● Prompt
Return the records exactly as they are.
========================
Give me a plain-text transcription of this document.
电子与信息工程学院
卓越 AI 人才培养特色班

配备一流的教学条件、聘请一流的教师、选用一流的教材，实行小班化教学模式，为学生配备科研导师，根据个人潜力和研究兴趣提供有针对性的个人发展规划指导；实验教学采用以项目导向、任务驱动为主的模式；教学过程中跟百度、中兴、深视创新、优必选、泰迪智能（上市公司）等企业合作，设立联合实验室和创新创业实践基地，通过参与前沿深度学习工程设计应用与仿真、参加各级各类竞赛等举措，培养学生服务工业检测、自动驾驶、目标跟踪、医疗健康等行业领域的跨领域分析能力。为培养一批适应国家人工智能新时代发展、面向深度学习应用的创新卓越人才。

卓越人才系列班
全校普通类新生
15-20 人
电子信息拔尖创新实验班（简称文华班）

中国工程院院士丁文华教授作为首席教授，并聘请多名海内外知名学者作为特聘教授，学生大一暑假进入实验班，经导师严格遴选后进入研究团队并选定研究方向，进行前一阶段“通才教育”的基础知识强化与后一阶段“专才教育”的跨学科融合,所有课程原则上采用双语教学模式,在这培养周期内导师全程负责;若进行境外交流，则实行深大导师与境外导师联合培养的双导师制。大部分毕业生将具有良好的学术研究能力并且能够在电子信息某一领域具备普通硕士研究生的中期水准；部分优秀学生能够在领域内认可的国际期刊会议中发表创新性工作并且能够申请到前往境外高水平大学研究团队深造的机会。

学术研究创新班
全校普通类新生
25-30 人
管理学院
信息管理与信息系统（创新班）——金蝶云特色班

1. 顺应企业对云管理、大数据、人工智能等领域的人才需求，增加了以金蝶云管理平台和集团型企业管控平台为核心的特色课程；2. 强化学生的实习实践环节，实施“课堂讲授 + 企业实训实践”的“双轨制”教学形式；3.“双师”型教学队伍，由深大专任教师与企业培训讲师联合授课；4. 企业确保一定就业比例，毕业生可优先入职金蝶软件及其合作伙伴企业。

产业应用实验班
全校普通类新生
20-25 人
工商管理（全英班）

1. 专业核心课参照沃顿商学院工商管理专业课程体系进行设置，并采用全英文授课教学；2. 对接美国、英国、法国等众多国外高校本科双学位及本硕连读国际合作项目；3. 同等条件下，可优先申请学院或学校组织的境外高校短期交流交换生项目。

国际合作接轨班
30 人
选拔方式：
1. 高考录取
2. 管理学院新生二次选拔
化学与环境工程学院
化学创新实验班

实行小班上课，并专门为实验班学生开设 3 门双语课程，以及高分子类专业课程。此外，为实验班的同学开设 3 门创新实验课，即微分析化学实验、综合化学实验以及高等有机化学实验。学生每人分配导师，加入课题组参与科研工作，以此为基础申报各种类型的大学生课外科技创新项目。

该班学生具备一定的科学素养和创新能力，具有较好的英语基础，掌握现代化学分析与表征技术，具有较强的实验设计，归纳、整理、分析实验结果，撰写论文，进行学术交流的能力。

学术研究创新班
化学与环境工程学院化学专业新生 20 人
========================
● Solution to this task
Give me a plain-text transcription of this document.
电子与信息工程学院
卓越 AI 人才培养特色班

配备一流的教学条件、聘请一流的教师、选用一流的教材，实行小班化教学模式，为学生配备科研导师，根据个人潜力和研究兴趣提供有针对性的个人发展规划指导；实验教学采用以项目导向、任务驱动为主的模式；教学过程中跟百度、中兴、深视创新、优必选、泰迪智能（上市公司）等企业合作，设立联合实验室和创新创业实践基地，通过参与前沿深度学习工程设计应用与仿真、参加各级各类竞赛等举措，培养学生服务工业检测、自动驾驶、目标跟踪、医疗健康等行业领域的跨领域分析能力。为培养一批适应国家人工智能新时代发展、面向深度学习应用的创新卓越人才。

卓越人才系列班
全校普通类新生
15-20 人
电子信息拔尖创新实验班（简称文华班）

中国工程院院士丁文华教授作为首席教授，并聘请多名海内外知名学者作为特聘教授，学生大一暑假进入实验班，经导师严格遴选后进入研究团队并选定研究方向，进行前一阶段“通才教育”的基础知识强化与后一阶段“专才教育”的跨学科融合,所有课程原则上采用双语教学模式,在这培养周期内导师全程负责;若进行境外交流，则实行深大导师与境外导师联合培养的双导师制。大部分毕业生将具有良好的学术研究能力并且能够在电子信息某一领域具备普通硕士研究生的中期水准；部分优秀学生能够在领域内认可的国际期刊会议中发表创新性工作并且能够申请到前往境外高水平大学研究团队深造的机会。

学术研究创新班
全校普通类新生
25-30 人
管理学院
信息管理与信息系统（创新班）——金蝶云特色班

1. 顺应企业对云管理、大数据、人工智能等领域的人才需求，增加了以金蝶云管理平台和集团型企业管控平台为核心的特色课程；2. 强化学生的实习实践环节，实施“课堂讲授 + 企业实训实践”的“双轨制”教学形式；3.“双师”型教学队伍，由深大专任教师与企业培训讲师联合授课；4. 企业确保一定就业比例，毕业生可优先入职金蝶软件及其合作伙伴企业。

产业应用实验班
全校普通类新生
20-25 人
工商管理（全英班）

1. 专业核心课参照沃顿商学院工商管理专业课程体系进行设置，并采用全英文授课教学；2. 对接美国、英国、法国等众多国外高校本科双学位及本硕连读国际合作项目；3. 同等条件下，可优先申请学院或学校组织的境外高校短期交流交换生项目。

国际合作接轨班
30 人
选拔方式：
1. 高考录取
2. 管理学院新生二次选拔
化学与环境工程学院
化学创新实验班

实行小班上课，并专门为实验班学生开设 3 门双语课程，以及高分子类专业课程。此外，为实验班的同学开设 3 门创新实验课，即微分析化学实验、综合化学实验以及高等有机化学实验。学生每人分配导师，加入课题组参与科研工作，以此为基础申报各种类型的大学生课外科技创新项目。

该班学生具备一定的科学素养和创新能力，具有较好的英语基础，掌握现代化学分析与表征技术，具有较强的实验设计，归纳、整理、分析实验结果，撰写论文，进行学术交流的能力。

学术研究创新班
化学与环境工程学院化学专业新生 20 人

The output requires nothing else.